- SET EXERCISE: Locate each line in the records that contains the string "成品保护" and copy those lines in full. Case counts.

◇ ◇ ◇ ◇ ◇ ◇ ◇

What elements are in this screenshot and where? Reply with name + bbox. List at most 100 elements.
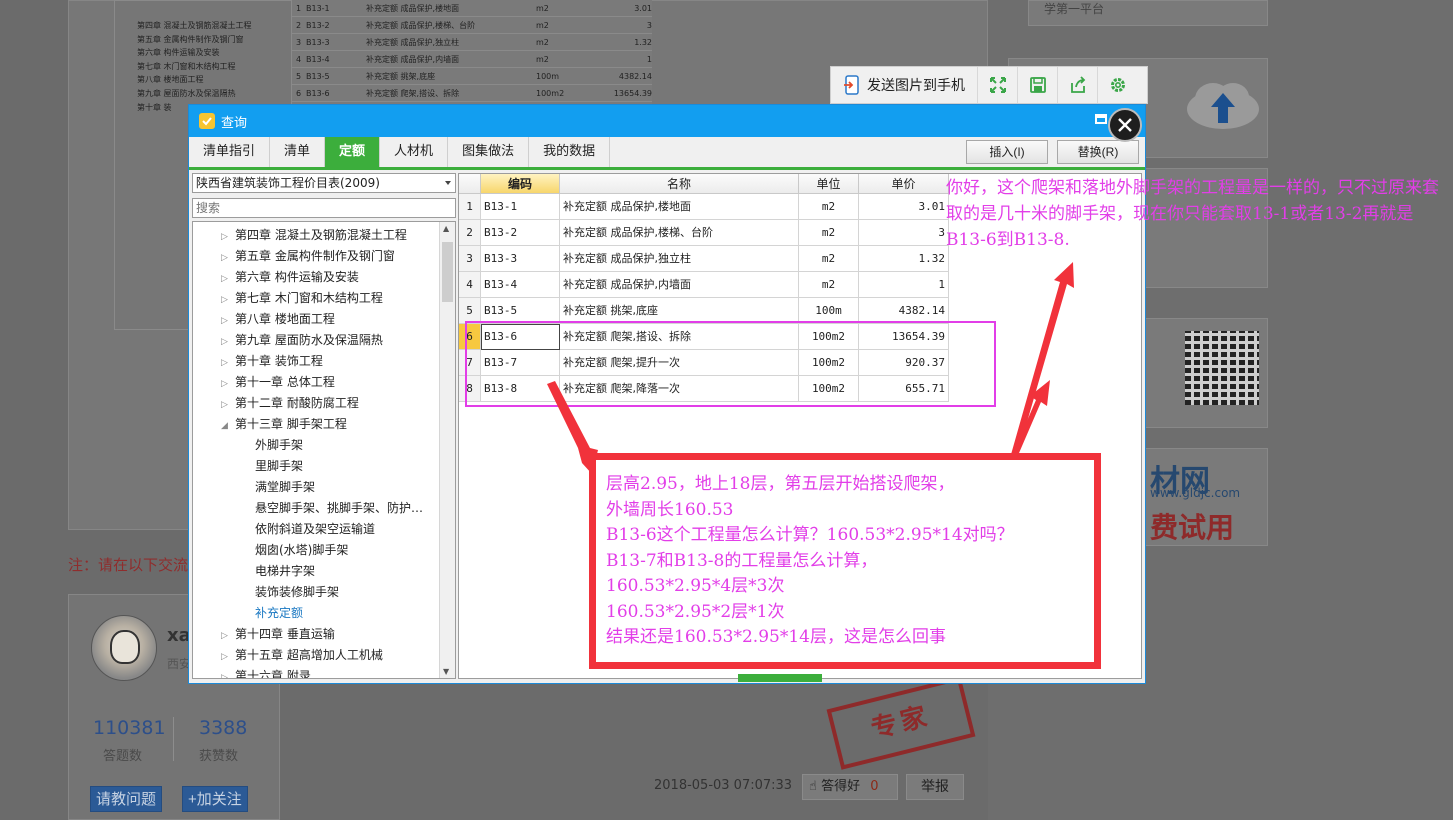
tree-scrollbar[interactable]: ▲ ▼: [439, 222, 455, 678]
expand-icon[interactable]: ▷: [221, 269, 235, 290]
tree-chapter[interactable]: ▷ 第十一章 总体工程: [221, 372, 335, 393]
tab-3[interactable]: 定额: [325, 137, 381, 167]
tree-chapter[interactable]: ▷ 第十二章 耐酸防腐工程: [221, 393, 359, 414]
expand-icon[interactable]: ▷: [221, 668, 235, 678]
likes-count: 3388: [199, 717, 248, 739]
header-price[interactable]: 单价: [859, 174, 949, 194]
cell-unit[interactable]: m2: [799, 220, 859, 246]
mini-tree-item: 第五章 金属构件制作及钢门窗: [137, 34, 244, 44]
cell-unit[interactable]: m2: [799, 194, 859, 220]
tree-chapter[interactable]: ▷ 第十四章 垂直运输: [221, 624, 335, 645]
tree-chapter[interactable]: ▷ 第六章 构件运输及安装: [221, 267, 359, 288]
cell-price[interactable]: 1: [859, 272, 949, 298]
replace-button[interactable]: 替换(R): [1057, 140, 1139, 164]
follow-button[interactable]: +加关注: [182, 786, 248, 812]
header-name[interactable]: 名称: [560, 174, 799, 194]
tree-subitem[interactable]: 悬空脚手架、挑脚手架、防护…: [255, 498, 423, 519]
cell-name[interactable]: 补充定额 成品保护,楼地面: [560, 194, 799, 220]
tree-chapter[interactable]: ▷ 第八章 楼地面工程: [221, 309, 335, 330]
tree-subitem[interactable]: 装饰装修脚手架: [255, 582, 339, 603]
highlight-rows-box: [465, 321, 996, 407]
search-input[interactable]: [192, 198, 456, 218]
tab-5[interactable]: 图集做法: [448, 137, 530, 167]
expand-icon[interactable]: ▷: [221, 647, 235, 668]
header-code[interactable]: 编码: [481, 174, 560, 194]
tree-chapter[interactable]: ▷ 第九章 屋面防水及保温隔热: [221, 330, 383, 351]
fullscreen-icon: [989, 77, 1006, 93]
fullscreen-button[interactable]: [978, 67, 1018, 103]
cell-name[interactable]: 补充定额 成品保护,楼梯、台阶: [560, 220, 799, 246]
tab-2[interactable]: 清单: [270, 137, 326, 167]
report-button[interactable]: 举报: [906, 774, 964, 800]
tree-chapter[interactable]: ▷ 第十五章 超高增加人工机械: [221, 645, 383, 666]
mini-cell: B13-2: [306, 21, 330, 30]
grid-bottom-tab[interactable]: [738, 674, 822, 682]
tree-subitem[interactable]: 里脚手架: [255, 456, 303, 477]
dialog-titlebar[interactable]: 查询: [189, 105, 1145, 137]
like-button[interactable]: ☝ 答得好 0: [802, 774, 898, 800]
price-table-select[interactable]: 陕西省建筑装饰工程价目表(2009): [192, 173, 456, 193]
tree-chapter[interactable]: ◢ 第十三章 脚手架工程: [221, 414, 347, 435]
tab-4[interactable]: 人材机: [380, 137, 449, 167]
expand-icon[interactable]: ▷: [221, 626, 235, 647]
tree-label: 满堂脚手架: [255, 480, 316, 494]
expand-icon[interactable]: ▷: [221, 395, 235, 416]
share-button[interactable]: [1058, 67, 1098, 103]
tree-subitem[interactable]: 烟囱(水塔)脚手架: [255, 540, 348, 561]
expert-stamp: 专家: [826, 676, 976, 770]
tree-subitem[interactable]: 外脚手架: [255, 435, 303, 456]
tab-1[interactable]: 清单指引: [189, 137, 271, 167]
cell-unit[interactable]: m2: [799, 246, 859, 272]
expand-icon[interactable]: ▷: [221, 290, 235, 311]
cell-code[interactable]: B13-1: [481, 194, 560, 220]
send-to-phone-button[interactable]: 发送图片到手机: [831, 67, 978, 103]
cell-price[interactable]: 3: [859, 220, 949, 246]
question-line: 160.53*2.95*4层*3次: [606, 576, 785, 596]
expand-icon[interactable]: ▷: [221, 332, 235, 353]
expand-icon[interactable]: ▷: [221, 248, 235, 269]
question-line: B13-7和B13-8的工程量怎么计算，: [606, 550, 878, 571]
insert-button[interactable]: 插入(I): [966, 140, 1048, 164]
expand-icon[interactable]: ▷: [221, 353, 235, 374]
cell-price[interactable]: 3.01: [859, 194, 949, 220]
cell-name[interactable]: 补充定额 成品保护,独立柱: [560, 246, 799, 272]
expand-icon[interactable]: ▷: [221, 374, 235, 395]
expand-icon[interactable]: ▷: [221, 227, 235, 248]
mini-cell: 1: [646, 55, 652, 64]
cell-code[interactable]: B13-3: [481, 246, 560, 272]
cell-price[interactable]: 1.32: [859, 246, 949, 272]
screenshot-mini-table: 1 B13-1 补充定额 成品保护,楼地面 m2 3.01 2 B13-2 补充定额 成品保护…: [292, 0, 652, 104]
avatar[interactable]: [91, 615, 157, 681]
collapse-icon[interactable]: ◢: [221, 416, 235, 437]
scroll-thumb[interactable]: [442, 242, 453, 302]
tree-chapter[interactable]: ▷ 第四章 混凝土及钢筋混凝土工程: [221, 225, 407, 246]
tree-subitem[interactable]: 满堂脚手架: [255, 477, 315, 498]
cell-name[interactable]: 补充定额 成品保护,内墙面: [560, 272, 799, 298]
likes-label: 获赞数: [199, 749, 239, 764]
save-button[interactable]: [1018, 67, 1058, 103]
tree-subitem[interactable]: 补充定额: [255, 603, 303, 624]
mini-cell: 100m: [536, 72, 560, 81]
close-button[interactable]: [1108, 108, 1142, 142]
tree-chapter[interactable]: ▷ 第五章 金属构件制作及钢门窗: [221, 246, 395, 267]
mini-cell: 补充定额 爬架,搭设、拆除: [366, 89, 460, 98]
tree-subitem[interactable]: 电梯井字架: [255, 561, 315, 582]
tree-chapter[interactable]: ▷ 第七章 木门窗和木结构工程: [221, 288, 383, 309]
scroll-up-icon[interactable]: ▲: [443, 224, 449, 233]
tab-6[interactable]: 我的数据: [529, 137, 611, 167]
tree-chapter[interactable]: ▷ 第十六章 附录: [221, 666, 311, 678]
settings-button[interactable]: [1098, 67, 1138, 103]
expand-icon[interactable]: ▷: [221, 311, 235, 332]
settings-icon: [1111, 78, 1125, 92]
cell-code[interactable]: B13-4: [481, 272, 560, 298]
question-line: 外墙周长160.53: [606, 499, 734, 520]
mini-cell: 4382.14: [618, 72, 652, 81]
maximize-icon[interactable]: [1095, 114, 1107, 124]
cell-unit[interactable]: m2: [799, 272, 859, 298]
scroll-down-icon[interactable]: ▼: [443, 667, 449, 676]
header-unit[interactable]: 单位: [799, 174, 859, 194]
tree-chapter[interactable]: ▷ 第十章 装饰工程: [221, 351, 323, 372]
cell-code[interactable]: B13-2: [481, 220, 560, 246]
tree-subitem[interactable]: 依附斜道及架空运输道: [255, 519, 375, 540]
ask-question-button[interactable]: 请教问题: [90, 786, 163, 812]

◇ ◇ ◇ ◇ ◇ ◇ ◇

- SOLUTION FOR THIS PROBLEM:
cell-name[interactable]: 补充定额 成品保护,楼地面: [560, 194, 799, 220]
cell-name[interactable]: 补充定额 成品保护,楼梯、台阶: [560, 220, 799, 246]
cell-name[interactable]: 补充定额 成品保护,独立柱: [560, 246, 799, 272]
screenshot-mini-table: 1 B13-1 补充定额 成品保护,楼地面 m2 3.01 2 B13-2 补充定额 成品保护…: [292, 0, 652, 104]
cell-name[interactable]: 补充定额 成品保护,内墙面: [560, 272, 799, 298]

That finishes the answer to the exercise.